TASK INSTRUCTIONS ::
a – Answer these questions using the blog post below:
(i) What is the name of the contest Panasonic is running?
(ii) How many designs will be selected, and on what basis?
(iii) In which country is the Solar Ear project located?
b – Reproduce word for word the part of the blog post below that runs from "title: TOGETHER author: GABRIELLI" up to and including "a paper-cutter friend.".

PASSAGE FOR REVIEW ::
◇ ◇ ◇ ◇ ◇ ◇ ◇

Photo of the Week: a new artform - Solar lantern paper cuts

title: TOGETHER author: GABRIELLI KUHN
Panasonic has introduced a portable solar lantern to the growing collection of off-grid lighting options.
To celebrate, they are running a contest titled Cut Out The Darkness, inviting paper cut designs which will be turned into solar lantern shields.  They are really beautiful!  Many of the countries where they will help off-grid people access light have paper-cutting cultural traditions, so this could inspire people to have a lot of fun with the concept.
Panasonic is a Japanese company, and celebrates Japanese papercutting and lanterns.
Hat tip Mindy Shapiro, a paper-cutter friend.
They will be donating lamps to low-income people.  Perhaps not the best approach, but the lamp looks very attractive.  (see below.)


In this project, we call for online entries of lantern shade designs.
One hundred designs will be selected based on an online poll.
Using the selected designs, we will produce lantern shades
and send lanterns with those shades to people living without electricity.



Sunday, January 26, 2014

100 Under $100 Picture of the Week: Solar Ear Designers Discussing their Solar Charger in Botswana




















Sarah and Akangang, pictured above, two of the co-founders of the Solar Ear project in Botswana.  They helped invent the product and teach other workers how to manufacture them.  They are discussing (speaking in Sign) how the solar charger works.   Photo: SolarEar

Solar Ear has designed an affordable hearing aid as well as a revolutionary hearing aid solar battery charger.  A company to watch!  The vast majority of hearing-impaired children in low-resource areas receive to education nor are they fitted with hearing aids.  This could change everything!

◇ ◇ ◇ ◇ ◇ ◇ ◇

RECORDED INFORMATION ::
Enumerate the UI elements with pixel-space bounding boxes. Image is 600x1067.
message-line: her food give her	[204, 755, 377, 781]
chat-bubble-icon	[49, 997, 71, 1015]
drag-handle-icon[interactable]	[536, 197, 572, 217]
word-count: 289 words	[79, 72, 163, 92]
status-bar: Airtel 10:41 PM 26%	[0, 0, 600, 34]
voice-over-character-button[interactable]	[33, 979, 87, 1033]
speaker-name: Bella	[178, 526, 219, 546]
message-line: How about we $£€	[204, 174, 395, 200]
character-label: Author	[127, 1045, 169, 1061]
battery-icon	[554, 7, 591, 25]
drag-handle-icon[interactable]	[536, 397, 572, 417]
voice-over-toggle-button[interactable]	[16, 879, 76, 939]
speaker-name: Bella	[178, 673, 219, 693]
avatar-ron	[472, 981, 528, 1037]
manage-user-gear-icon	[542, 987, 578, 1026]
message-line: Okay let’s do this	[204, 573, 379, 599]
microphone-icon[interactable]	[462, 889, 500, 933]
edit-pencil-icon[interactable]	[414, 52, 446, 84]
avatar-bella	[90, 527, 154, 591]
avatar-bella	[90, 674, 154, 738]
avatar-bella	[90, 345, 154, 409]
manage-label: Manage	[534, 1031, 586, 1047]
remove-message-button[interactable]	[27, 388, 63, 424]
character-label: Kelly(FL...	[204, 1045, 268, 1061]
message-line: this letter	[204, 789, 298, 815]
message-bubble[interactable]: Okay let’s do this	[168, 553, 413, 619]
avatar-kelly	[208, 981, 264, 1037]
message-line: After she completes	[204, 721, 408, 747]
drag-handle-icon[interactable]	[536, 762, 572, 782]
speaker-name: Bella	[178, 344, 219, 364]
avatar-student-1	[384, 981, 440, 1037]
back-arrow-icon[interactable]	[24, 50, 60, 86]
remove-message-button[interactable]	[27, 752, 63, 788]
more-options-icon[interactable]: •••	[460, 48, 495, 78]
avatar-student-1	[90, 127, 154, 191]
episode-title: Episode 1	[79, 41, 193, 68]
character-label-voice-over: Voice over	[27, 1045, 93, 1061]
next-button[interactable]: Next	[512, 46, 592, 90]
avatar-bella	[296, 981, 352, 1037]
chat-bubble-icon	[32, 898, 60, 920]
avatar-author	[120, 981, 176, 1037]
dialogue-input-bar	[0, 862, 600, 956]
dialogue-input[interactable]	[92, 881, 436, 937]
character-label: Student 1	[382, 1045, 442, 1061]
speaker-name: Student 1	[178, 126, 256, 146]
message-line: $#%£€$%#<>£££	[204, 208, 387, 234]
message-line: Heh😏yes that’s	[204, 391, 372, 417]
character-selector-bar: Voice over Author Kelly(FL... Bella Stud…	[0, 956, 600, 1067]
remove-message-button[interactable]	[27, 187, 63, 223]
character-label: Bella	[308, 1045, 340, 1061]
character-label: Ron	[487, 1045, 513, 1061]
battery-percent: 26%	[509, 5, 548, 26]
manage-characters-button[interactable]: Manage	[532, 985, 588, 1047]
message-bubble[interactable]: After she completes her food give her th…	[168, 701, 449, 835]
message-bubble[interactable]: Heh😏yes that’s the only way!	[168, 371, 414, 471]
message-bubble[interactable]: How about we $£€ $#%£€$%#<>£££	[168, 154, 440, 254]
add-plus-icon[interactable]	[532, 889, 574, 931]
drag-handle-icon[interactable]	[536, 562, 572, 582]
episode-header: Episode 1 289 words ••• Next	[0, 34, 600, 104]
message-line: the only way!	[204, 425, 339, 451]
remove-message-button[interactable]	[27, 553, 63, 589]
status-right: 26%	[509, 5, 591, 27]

◇ ◇ ◇ ◇ ◇ ◇ ◇

SOLVED PROBLEMS ::
a –
(i) Cut Out The Darkness
(ii) One hundred designs, selected based on an online poll
(iii) Botswana

b –
title: TOGETHER author: GABRIELLI KUHN
Panasonic has introduced a portable solar lantern to the growing collection of off-grid lighting options.
To celebrate, they are running a contest titled Cut Out The Darkness, inviting paper cut designs which will be turned into solar lantern shields.  They are really beautiful!  Many of the countries where they will help off-grid people access light have paper-cutting cultural traditions, so this could inspire people to have a lot of fun with the concept.
Panasonic is a Japanese company, and celebrates Japanese papercutting and lanterns.
Hat tip Mindy Shapiro, a paper-cutter friend.